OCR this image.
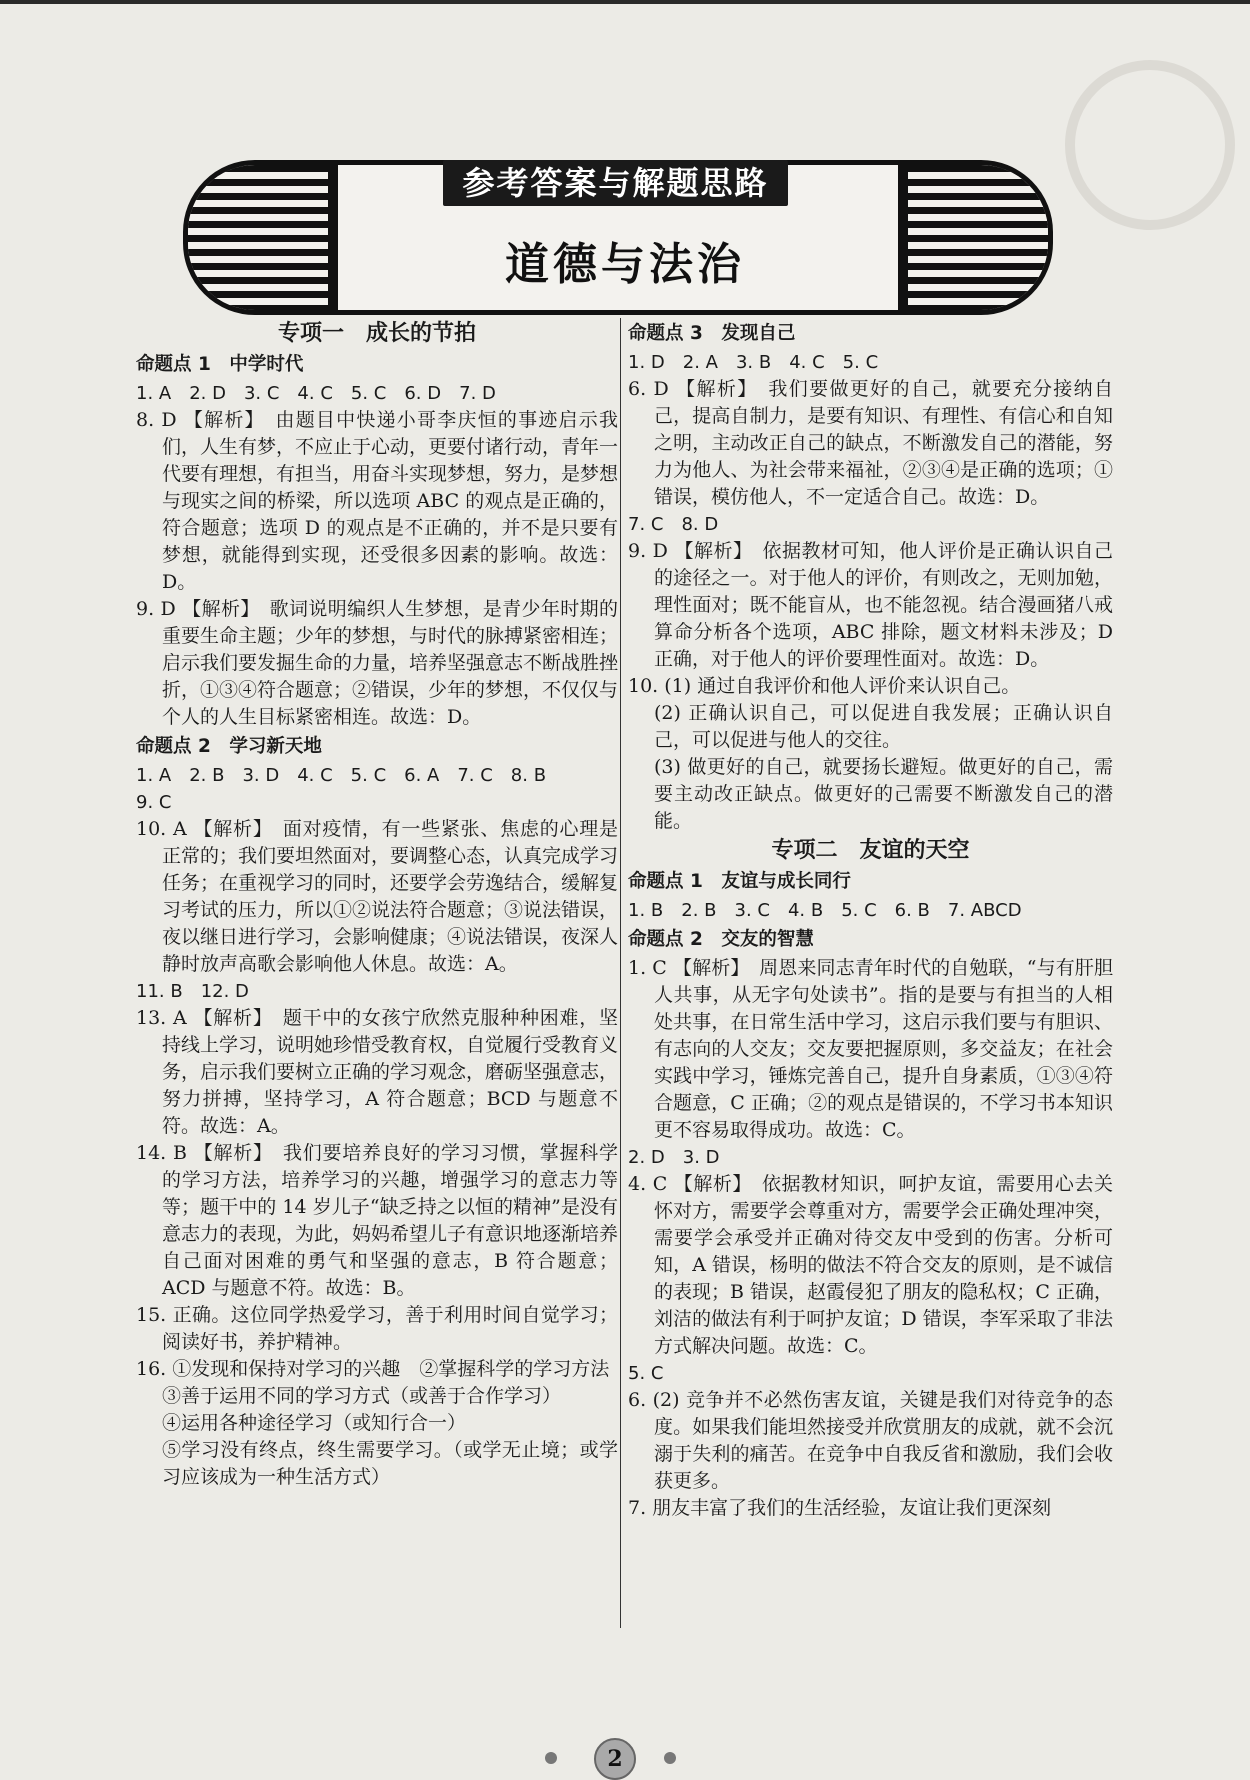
参考答案与解题思路
道德与法治
专项一　成长的节拍
命题点 1　中学时代

1. A　2. D　3. C　4. C　5. C　6. D　7. D

8. D 【解析】　由题目中快递小哥李庆恒的事迹启示我们，人生有梦，不应止于心动，更要付诸行动，青年一代要有理想，有担当，用奋斗实现梦想，努力，是梦想与现实之间的桥梁，所以选项 ABC 的观点是正确的，符合题意；选项 D 的观点是不正确的，并不是只要有梦想，就能得到实现，还受很多因素的影响。故选：D。

9. D 【解析】　歌词说明编织人生梦想，是青少年时期的重要生命主题；少年的梦想，与时代的脉搏紧密相连；启示我们要发掘生命的力量，培养坚强意志不断战胜挫折，①③④符合题意；②错误，少年的梦想，不仅仅与个人的人生目标紧密相连。故选：D。

命题点 2　学习新天地

1. A　2. B　3. D　4. C　5. C　6. A　7. C　8. B

9. C

10. A 【解析】　面对疫情，有一些紧张、焦虑的心理是正常的；我们要坦然面对，要调整心态，认真完成学习任务；在重视学习的同时，还要学会劳逸结合，缓解复习考试的压力，所以①②说法符合题意；③说法错误，夜以继日进行学习，会影响健康；④说法错误，夜深人静时放声高歌会影响他人休息。故选：A。

11. B　12. D

13. A 【解析】　题干中的女孩宁欣然克服种种困难，坚持线上学习，说明她珍惜受教育权，自觉履行受教育义务，启示我们要树立正确的学习观念，磨砺坚强意志，努力拼搏，坚持学习，A 符合题意；BCD 与题意不符。故选：A。

14. B 【解析】　我们要培养良好的学习习惯，掌握科学的学习方法，培养学习的兴趣，增强学习的意志力等等；题干中的 14 岁儿子“缺乏持之以恒的精神”是没有意志力的表现，为此，妈妈希望儿子有意识地逐渐培养自己面对困难的勇气和坚强的意志，B 符合题意；ACD 与题意不符。故选：B。

15. 正确。这位同学热爱学习，善于利用时间自觉学习；阅读好书，养护精神。

16. ①发现和保持对学习的兴趣　②掌握科学的学习方法

③善于运用不同的学习方式（或善于合作学习）

④运用各种途径学习（或知行合一）

⑤学习没有终点，终生需要学习。（或学无止境；或学习应该成为一种生活方式）

命题点 3　发现自己

1. D　2. A　3. B　4. C　5. C

6. D 【解析】　我们要做更好的自己，就要充分接纳自己，提高自制力，是要有知识、有理性、有信心和自知之明，主动改正自己的缺点，不断激发自己的潜能，努力为他人、为社会带来福祉，②③④是正确的选项；①错误，模仿他人，不一定适合自己。故选：D。

7. C　8. D

9. D 【解析】　依据教材可知，他人评价是正确认识自己的途径之一。对于他人的评价，有则改之，无则加勉，理性面对；既不能盲从，也不能忽视。结合漫画猪八戒算命分析各个选项，ABC 排除，题文材料未涉及；D 正确，对于他人的评价要理性面对。故选：D。

10. (1) 通过自我评价和他人评价来认识自己。

(2) 正确认识自己，可以促进自我发展；正确认识自己，可以促进与他人的交往。

(3) 做更好的自己，就要扬长避短。做更好的自己，需要主动改正缺点。做更好的己需要不断激发自己的潜能。

专项二　友谊的天空
命题点 1　友谊与成长同行

1. B　2. B　3. C　4. B　5. C　6. B　7. ABCD

命题点 2　交友的智慧

1. C 【解析】　周恩来同志青年时代的自勉联，“与有肝胆人共事，从无字句处读书”。指的是要与有担当的人相处共事，在日常生活中学习，这启示我们要与有胆识、有志向的人交友；交友要把握原则，多交益友；在社会实践中学习，锤炼完善自己，提升自身素质，①③④符合题意，C 正确；②的观点是错误的，不学习书本知识更不容易取得成功。故选：C。

2. D　3. D

4. C 【解析】　依据教材知识，呵护友谊，需要用心去关怀对方，需要学会尊重对方，需要学会正确处理冲突，需要学会承受并正确对待交友中受到的伤害。分析可知，A 错误，杨明的做法不符合交友的原则，是不诚信的表现；B 错误，赵霞侵犯了朋友的隐私权；C 正确，刘洁的做法有利于呵护友谊；D 错误，李军采取了非法方式解决问题。故选：C。

5. C

6. (2) 竞争并不必然伤害友谊，关键是我们对待竞争的态度。如果我们能坦然接受并欣赏朋友的成就，就不会沉溺于失利的痛苦。在竞争中自我反省和激励，我们会收获更多。

7. 朋友丰富了我们的生活经验，友谊让我们更深刻

2
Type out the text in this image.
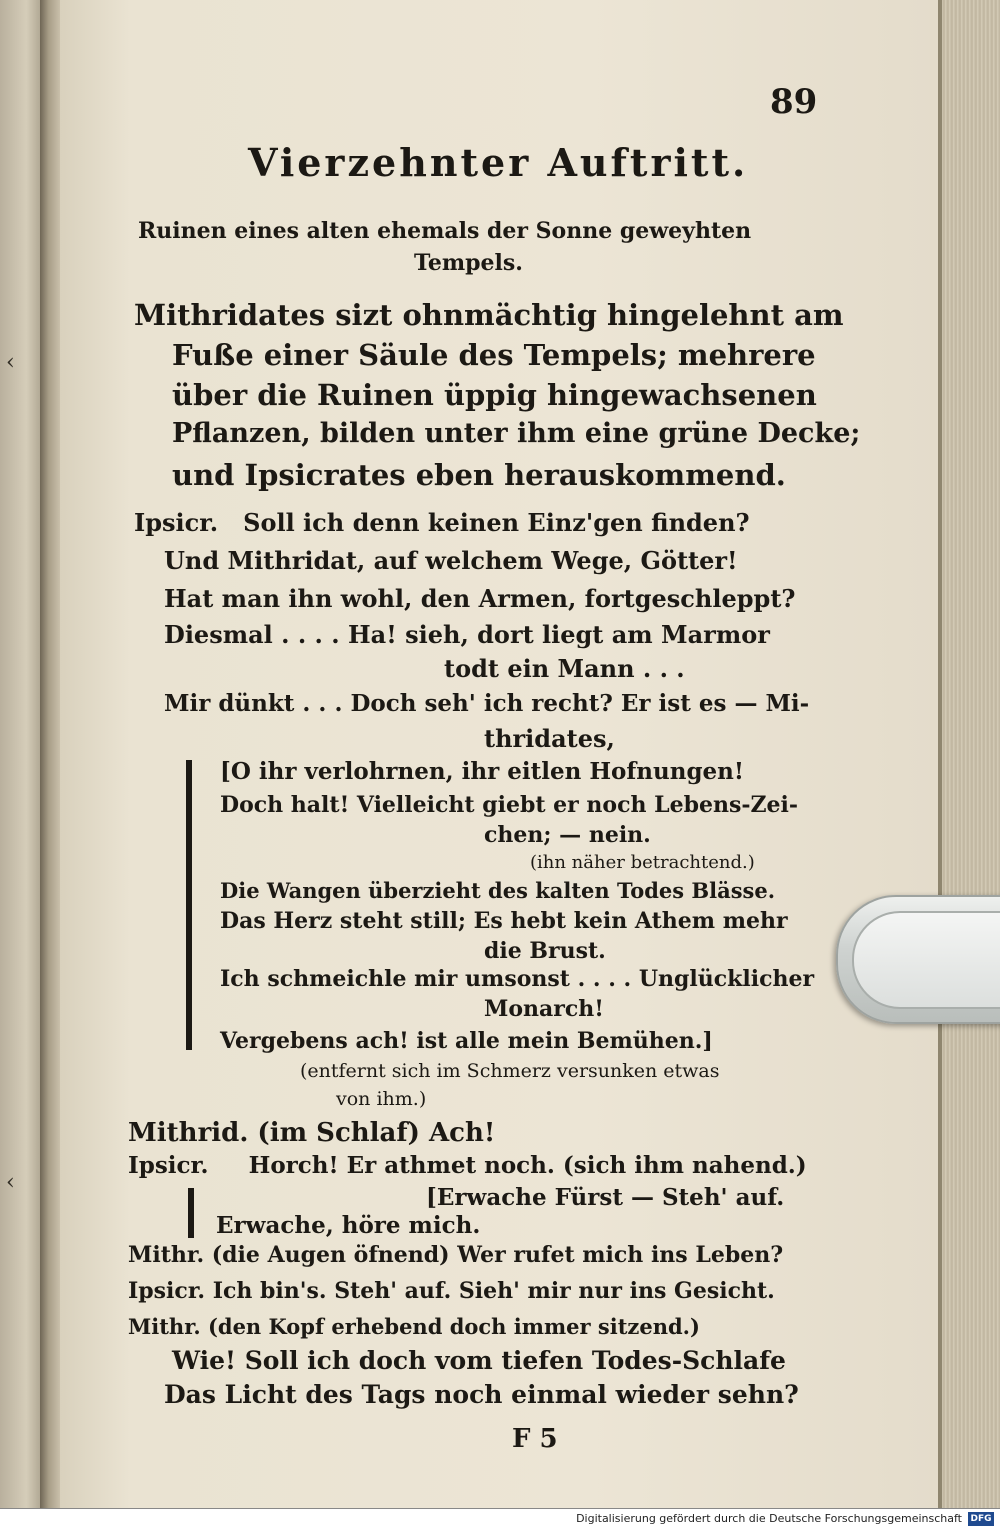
‹
‹
89
Vierzehnter Auftritt.
Ruinen eines alten ehemals der Sonne geweyhten
Tempels.
Mithridates sizt ohnmächtig hingelehnt am
Fuße einer Säule des Tempels; mehrere
über die Ruinen üppig hingewachsenen
Pflanzen, bilden unter ihm eine grüne Decke;
und Ipsicrates eben herauskommend.
Ipsicr.   Soll ich denn keinen Einz'gen finden?
Und Mithridat, auf welchem Wege, Götter!
Hat man ihn wohl, den Armen, fortgeschleppt?
Diesmal . . . . Ha! sieh, dort liegt am Marmor
todt ein Mann . . .
Mir dünkt . . . Doch seh' ich recht? Er ist es — Mi-
thridates,
[O ihr verlohrnen, ihr eitlen Hofnungen!
Doch halt! Vielleicht giebt er noch Lebens-Zei-
chen; — nein.
(ihn näher betrachtend.)
Die Wangen überzieht des kalten Todes Blässe.
Das Herz steht still; Es hebt kein Athem mehr
die Brust.
Ich schmeichle mir umsonst . . . . Unglücklicher
Monarch!
Vergebens ach! ist alle mein Bemühen.]
(entfernt sich im Schmerz versunken etwas
von ihm.)
Mithrid. (im Schlaf) Ach!
Ipsicr.     Horch! Er athmet noch. (sich ihm nahend.)
[Erwache Fürst — Steh' auf.
Erwache, höre mich.
Mithr. (die Augen öfnend) Wer rufet mich ins Leben?
Ipsicr. Ich bin's. Steh' auf. Sieh' mir nur ins Gesicht.
Mithr. (den Kopf erhebend doch immer sitzend.)
Wie! Soll ich doch vom tiefen Todes-Schlafe
Das Licht des Tags noch einmal wieder sehn?
F 5
Digitalisierung gefördert durch die Deutsche Forschungsgemeinschaft DFG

+ + + + +

**What you are asked to do**: In the entries above, find every line holding the word "noch" and copy it out.

**Task result**:
Doch halt! Vielleicht giebt er noch Lebens-Zei-
Ipsicr.     Horch! Er athmet noch. (sich ihm nahend.)
Das Licht des Tags noch einmal wieder sehn?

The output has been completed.